Any payment pursuant to this Section 2 shall be made by wire
transfer in immediately available funds to the U.S. account designated in
writing by the party entitled to receive such payment.
The distribution rate of the Capital Securities, as of the
date hereof, is the Floating Rate. Under certain circumstances, the distribution
rate of the Capital Securities may be reduced pursuant to a written agreement
among you and the Company made prior to the Closing Date.
3. Delivery and Payment. Delivery of and payment for the
Capital Securities shall be made at 10:00 a.m. New York City time, on October 1,
2004, or such later date as you shall designate in writing, which date and time
may be postponed by agreement between you, on the one hand, and the Company and
the Trust, on the other hand (such date and time of delivery and payment for the
Capital Securities being herein called the "Closing Date"); provided, that the
Closing Date may be no later than 60 days from the date hereof.
Delivery of the Capital Securities shall be made at such
location, and in such names and denominations, as you shall designate at least
one business day in advance of the Closing Date. The Company and the Trust agree
to have the Capital Securities available for inspection and checking by you in
Washington, D.C., not later than 1:00 p.m. on the business day prior to the
Closing Date. The closing for the purchase and sale of the Capital Securities
shall occur at the offices of Xxxxxx, Xxxxxxxxxx & Xxxxxxxxx LLP, 0000 X Xxxxxx,
X.X., Xxxxxxxxxx, X.X. 00000, or such other place as the parties hereto shall
agree.
4. Representations. The Purchaser represents to the Company
and the Trust that:
(a) It is aware that the Securities have not been and will not
be registered under the Securities Act and may not be offered or sold within the
United States or to U.S. persons except in accordance with Rule 903 of
Regulation S under the Securities Act or pursuant to another exemption from the
registration requirements of the Securities Act. It will not offer, sell or
arrange for the offer or sale of any Securities to purchasers except in
privately negotiated transactions that will not require registration of the
Securities under the Securities Act. Terms used in the first sentence of this
Section 4 have the meanings given to them by Regulation S under the Securities
Act.

▸ **RECORDED DATA**

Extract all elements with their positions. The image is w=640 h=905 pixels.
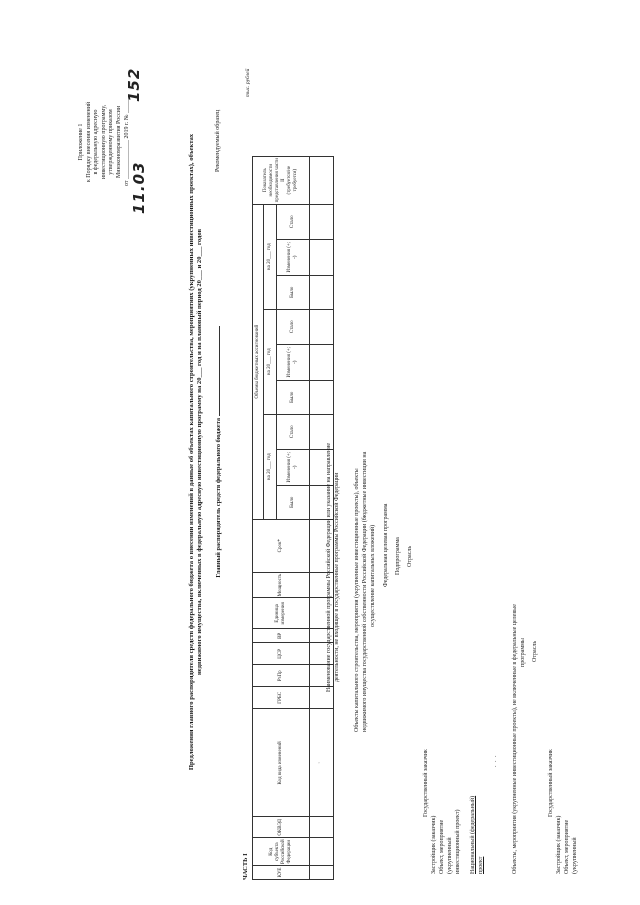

▸ **WRITTEN EXERCISE 1**
Using the Capital Securities agreement excerpt, what are the answers to these?
(a) By what method must a payment under Section 2 be made?
(b) What is the latest the Closing Date may fall?
(c) In which city, and by what time, must the Capital Securities be available for inspection and checking?
▸ **WRITTEN EXERCISE 2**
Could you carry the Capital Securities agreement excerpt forward, writing the next part after its final sentence?

▸ **FINAL ANSWER 1**
(a) By wire transfer in immediately available funds to the U.S. account designated in writing by the party entitled to receive the payment.
(b) No later than 60 days from the date hereof.
(c) In Washington, D.C., not later than 1:00 p.m. on the business day prior to the Closing Date.

▸ **FINAL ANSWER 2**
(b) Neither it, nor any of its Affiliates, nor any person
acting on its or their behalf has engaged, or will engage, in any form of
general solicitation or general advertising (within the meaning of Regulation D)
in connection with any offer or sale of the Securities.
(c) Neither it, nor any of its Affiliates, nor any person
acting on its or their behalf has engaged or will engage in any directed selling
efforts within the meaning of Regulation S under the Securities Act with respect
to the Securities.
5. Agreements. The Company and the Trust agree with the
Purchaser that:
(a) Neither the Company nor the Trust will, nor will either of
them permit any of its Affiliates to, resell any Capital Securities that have
been acquired by any of them.
(b) Neither the Company nor the Trust will, nor will either of
them permit any of its Affiliates, nor any person acting on its or their behalf,
to, directly or indirectly, make offers or sales of any security, or solicit
offers to buy any security, under circumstances that would require the
registration of any of the Securities under the Securities Act, provided,
however, this obligation does not apply to acts or omissions of the Purchaser.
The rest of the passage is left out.